======== INPUT DATA

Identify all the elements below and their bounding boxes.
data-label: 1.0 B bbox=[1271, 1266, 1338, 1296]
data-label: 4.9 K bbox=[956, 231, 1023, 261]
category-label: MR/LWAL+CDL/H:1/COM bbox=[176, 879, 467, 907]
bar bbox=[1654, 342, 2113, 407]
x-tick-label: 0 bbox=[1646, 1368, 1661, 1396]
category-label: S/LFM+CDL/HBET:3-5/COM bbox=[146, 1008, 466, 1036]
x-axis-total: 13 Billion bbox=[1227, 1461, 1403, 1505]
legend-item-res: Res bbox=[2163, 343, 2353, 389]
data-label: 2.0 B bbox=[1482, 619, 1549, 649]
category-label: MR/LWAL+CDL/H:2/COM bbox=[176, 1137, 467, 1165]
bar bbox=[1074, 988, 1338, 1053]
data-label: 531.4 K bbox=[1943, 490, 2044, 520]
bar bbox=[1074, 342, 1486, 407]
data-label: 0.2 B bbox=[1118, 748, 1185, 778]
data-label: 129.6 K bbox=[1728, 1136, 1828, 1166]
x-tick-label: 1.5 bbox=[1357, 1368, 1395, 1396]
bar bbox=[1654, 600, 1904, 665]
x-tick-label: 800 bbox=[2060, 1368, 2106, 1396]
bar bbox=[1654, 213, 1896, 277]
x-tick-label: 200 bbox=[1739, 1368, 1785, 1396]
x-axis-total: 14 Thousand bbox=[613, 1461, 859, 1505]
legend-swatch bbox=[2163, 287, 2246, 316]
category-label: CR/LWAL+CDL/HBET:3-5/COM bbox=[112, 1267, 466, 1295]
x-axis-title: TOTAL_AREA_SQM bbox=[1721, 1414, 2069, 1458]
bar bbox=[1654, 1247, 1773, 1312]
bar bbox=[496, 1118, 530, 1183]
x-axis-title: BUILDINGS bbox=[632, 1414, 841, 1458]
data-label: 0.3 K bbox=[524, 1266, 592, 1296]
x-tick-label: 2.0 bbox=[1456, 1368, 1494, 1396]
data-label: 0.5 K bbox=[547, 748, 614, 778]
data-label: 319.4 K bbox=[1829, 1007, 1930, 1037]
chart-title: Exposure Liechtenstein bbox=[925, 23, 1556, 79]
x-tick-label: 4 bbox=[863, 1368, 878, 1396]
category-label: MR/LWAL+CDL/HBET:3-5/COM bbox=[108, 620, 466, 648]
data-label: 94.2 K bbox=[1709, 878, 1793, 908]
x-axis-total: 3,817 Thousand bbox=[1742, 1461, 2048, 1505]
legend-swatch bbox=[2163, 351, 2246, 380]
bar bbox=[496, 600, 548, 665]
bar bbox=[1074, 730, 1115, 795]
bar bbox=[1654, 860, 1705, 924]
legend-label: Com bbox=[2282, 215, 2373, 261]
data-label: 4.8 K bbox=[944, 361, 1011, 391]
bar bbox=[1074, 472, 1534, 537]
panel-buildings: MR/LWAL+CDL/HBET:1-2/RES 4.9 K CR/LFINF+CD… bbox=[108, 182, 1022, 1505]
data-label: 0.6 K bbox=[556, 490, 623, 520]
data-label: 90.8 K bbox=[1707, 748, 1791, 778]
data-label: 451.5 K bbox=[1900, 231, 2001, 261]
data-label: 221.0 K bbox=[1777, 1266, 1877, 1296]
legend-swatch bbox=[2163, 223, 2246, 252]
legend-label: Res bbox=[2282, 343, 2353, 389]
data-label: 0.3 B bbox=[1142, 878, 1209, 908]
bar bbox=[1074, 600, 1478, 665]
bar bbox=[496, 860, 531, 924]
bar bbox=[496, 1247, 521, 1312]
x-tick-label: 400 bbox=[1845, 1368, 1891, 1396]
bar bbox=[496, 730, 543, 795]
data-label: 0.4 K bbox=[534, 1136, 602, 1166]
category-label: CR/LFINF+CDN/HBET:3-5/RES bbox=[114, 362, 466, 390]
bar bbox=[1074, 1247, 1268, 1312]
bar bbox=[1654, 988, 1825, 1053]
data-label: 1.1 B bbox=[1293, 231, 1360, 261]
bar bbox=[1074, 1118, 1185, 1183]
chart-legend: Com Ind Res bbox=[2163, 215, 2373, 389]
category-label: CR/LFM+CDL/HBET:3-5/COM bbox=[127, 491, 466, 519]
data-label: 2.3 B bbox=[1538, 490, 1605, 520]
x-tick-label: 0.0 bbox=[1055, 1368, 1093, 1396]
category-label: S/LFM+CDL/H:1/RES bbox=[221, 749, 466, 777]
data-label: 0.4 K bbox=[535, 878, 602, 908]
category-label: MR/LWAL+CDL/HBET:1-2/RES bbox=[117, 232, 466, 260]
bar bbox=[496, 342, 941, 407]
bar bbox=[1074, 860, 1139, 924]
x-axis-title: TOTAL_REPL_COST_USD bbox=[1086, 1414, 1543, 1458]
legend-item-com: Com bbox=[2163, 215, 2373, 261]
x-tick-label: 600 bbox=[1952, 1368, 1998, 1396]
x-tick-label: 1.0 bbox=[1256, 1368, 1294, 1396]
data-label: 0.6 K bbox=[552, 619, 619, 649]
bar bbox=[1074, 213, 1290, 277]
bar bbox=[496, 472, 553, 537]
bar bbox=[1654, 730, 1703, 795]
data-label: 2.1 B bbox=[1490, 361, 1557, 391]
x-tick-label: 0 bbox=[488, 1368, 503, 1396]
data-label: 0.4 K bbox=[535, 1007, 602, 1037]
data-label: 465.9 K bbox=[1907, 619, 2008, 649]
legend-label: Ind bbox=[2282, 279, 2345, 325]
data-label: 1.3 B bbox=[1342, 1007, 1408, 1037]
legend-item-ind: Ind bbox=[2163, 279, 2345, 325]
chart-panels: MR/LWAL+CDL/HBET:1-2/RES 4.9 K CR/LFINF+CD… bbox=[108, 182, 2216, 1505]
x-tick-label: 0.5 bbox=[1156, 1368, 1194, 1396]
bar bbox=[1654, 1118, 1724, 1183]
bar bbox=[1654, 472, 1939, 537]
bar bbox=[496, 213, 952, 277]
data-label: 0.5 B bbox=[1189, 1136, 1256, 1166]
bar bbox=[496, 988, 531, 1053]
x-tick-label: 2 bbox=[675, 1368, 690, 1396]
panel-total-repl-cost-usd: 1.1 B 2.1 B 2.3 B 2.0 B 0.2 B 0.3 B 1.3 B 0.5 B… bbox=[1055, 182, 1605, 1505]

================

### AIM:
Return, word for word, the stretch of the records from their start through the line that contains "data-label: 94.2 K", with both of those lines included.

### RESULT OF THE TASK:
Identify all the elements below and their bounding boxes.
data-label: 1.0 B bbox=[1271, 1266, 1338, 1296]
data-label: 4.9 K bbox=[956, 231, 1023, 261]
category-label: MR/LWAL+CDL/H:1/COM bbox=[176, 879, 467, 907]
bar bbox=[1654, 342, 2113, 407]
x-tick-label: 0 bbox=[1646, 1368, 1661, 1396]
category-label: S/LFM+CDL/HBET:3-5/COM bbox=[146, 1008, 466, 1036]
x-axis-total: 13 Billion bbox=[1227, 1461, 1403, 1505]
legend-item-res: Res bbox=[2163, 343, 2353, 389]
data-label: 2.0 B bbox=[1482, 619, 1549, 649]
category-label: MR/LWAL+CDL/H:2/COM bbox=[176, 1137, 467, 1165]
bar bbox=[1074, 988, 1338, 1053]
data-label: 531.4 K bbox=[1943, 490, 2044, 520]
bar bbox=[1074, 342, 1486, 407]
data-label: 0.2 B bbox=[1118, 748, 1185, 778]
data-label: 129.6 K bbox=[1728, 1136, 1828, 1166]
x-tick-label: 1.5 bbox=[1357, 1368, 1395, 1396]
bar bbox=[1654, 600, 1904, 665]
x-tick-label: 800 bbox=[2060, 1368, 2106, 1396]
bar bbox=[1654, 213, 1896, 277]
x-tick-label: 200 bbox=[1739, 1368, 1785, 1396]
x-axis-total: 14 Thousand bbox=[613, 1461, 859, 1505]
legend-swatch bbox=[2163, 287, 2246, 316]
category-label: CR/LWAL+CDL/HBET:3-5/COM bbox=[112, 1267, 466, 1295]
x-axis-title: TOTAL_AREA_SQM bbox=[1721, 1414, 2069, 1458]
bar bbox=[1654, 1247, 1773, 1312]
bar bbox=[496, 1118, 530, 1183]
x-axis-title: BUILDINGS bbox=[632, 1414, 841, 1458]
data-label: 0.3 K bbox=[524, 1266, 592, 1296]
x-tick-label: 2.0 bbox=[1456, 1368, 1494, 1396]
data-label: 0.5 K bbox=[547, 748, 614, 778]
data-label: 319.4 K bbox=[1829, 1007, 1930, 1037]
chart-title: Exposure Liechtenstein bbox=[925, 23, 1556, 79]
x-tick-label: 4 bbox=[863, 1368, 878, 1396]
category-label: MR/LWAL+CDL/HBET:3-5/COM bbox=[108, 620, 466, 648]
data-label: 94.2 K bbox=[1709, 878, 1793, 908]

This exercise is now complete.